=== Record set ===
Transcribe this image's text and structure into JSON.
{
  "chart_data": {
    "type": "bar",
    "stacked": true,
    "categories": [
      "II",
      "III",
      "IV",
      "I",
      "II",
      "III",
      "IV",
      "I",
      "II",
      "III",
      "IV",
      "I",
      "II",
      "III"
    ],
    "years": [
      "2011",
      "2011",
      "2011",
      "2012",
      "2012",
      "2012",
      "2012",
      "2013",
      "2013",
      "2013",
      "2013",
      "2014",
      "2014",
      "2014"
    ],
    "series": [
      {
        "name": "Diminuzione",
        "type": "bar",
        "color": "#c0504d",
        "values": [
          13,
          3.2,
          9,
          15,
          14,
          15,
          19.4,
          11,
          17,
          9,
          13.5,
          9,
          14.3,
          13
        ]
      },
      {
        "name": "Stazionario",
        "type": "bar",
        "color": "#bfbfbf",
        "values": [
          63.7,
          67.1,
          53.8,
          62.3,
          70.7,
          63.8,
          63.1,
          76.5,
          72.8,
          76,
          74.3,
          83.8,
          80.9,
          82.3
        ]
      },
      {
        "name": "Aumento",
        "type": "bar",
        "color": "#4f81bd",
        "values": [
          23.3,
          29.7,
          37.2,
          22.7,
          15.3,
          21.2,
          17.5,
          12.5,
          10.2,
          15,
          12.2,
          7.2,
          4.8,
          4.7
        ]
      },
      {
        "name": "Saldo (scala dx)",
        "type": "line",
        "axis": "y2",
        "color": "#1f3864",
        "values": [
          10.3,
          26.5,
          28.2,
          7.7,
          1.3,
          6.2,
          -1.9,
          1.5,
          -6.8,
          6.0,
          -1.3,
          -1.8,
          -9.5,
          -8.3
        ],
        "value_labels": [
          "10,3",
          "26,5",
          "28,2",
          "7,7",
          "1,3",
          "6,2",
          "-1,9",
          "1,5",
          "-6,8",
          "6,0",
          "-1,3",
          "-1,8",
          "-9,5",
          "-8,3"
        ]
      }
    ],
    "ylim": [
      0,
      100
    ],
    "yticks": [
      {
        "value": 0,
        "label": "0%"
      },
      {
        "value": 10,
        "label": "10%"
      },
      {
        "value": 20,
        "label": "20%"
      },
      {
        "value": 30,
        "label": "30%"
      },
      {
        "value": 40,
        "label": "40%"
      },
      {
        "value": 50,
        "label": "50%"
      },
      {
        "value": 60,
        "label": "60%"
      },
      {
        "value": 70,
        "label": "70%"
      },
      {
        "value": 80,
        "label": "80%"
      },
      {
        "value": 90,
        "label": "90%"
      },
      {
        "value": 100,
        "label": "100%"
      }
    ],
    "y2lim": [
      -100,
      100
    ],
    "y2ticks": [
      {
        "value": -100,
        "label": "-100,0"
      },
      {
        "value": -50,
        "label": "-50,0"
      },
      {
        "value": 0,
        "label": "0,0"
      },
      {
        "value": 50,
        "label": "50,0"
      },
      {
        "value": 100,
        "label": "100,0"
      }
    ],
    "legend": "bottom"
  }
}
===
▶ [Exercise task]: Repeat the material word for word, in full.

▶ [Result of this exercise]:
Transcribe this image's text and structure into JSON.
{
  "chart_data": {
    "type": "bar",
    "stacked": true,
    "categories": [
      "II",
      "III",
      "IV",
      "I",
      "II",
      "III",
      "IV",
      "I",
      "II",
      "III",
      "IV",
      "I",
      "II",
      "III"
    ],
    "years": [
      "2011",
      "2011",
      "2011",
      "2012",
      "2012",
      "2012",
      "2012",
      "2013",
      "2013",
      "2013",
      "2013",
      "2014",
      "2014",
      "2014"
    ],
    "series": [
      {
        "name": "Diminuzione",
        "type": "bar",
        "color": "#c0504d",
        "values": [
          13,
          3.2,
          9,
          15,
          14,
          15,
          19.4,
          11,
          17,
          9,
          13.5,
          9,
          14.3,
          13
        ]
      },
      {
        "name": "Stazionario",
        "type": "bar",
        "color": "#bfbfbf",
        "values": [
          63.7,
          67.1,
          53.8,
          62.3,
          70.7,
          63.8,
          63.1,
          76.5,
          72.8,
          76,
          74.3,
          83.8,
          80.9,
          82.3
        ]
      },
      {
        "name": "Aumento",
        "type": "bar",
        "color": "#4f81bd",
        "values": [
          23.3,
          29.7,
          37.2,
          22.7,
          15.3,
          21.2,
          17.5,
          12.5,
          10.2,
          15,
          12.2,
          7.2,
          4.8,
          4.7
        ]
      },
      {
        "name": "Saldo (scala dx)",
        "type": "line",
        "axis": "y2",
        "color": "#1f3864",
        "values": [
          10.3,
          26.5,
          28.2,
          7.7,
          1.3,
          6.2,
          -1.9,
          1.5,
          -6.8,
          6.0,
          -1.3,
          -1.8,
          -9.5,
          -8.3
        ],
        "value_labels": [
          "10,3",
          "26,5",
          "28,2",
          "7,7",
          "1,3",
          "6,2",
          "-1,9",
          "1,5",
          "-6,8",
          "6,0",
          "-1,3",
          "-1,8",
          "-9,5",
          "-8,3"
        ]
      }
    ],
    "ylim": [
      0,
      100
    ],
    "yticks": [
      {
        "value": 0,
        "label": "0%"
      },
      {
        "value": 10,
        "label": "10%"
      },
      {
        "value": 20,
        "label": "20%"
      },
      {
        "value": 30,
        "label": "30%"
      },
      {
        "value": 40,
        "label": "40%"
      },
      {
        "value": 50,
        "label": "50%"
      },
      {
        "value": 60,
        "label": "60%"
      },
      {
        "value": 70,
        "label": "70%"
      },
      {
        "value": 80,
        "label": "80%"
      },
      {
        "value": 90,
        "label": "90%"
      },
      {
        "value": 100,
        "label": "100%"
      }
    ],
    "y2lim": [
      -100,
      100
    ],
    "y2ticks": [
      {
        "value": -100,
        "label": "-100,0"
      },
      {
        "value": -50,
        "label": "-50,0"
      },
      {
        "value": 0,
        "label": "0,0"
      },
      {
        "value": 50,
        "label": "50,0"
      },
      {
        "value": 100,
        "label": "100,0"
      }
    ],
    "legend": "bottom"
  }
}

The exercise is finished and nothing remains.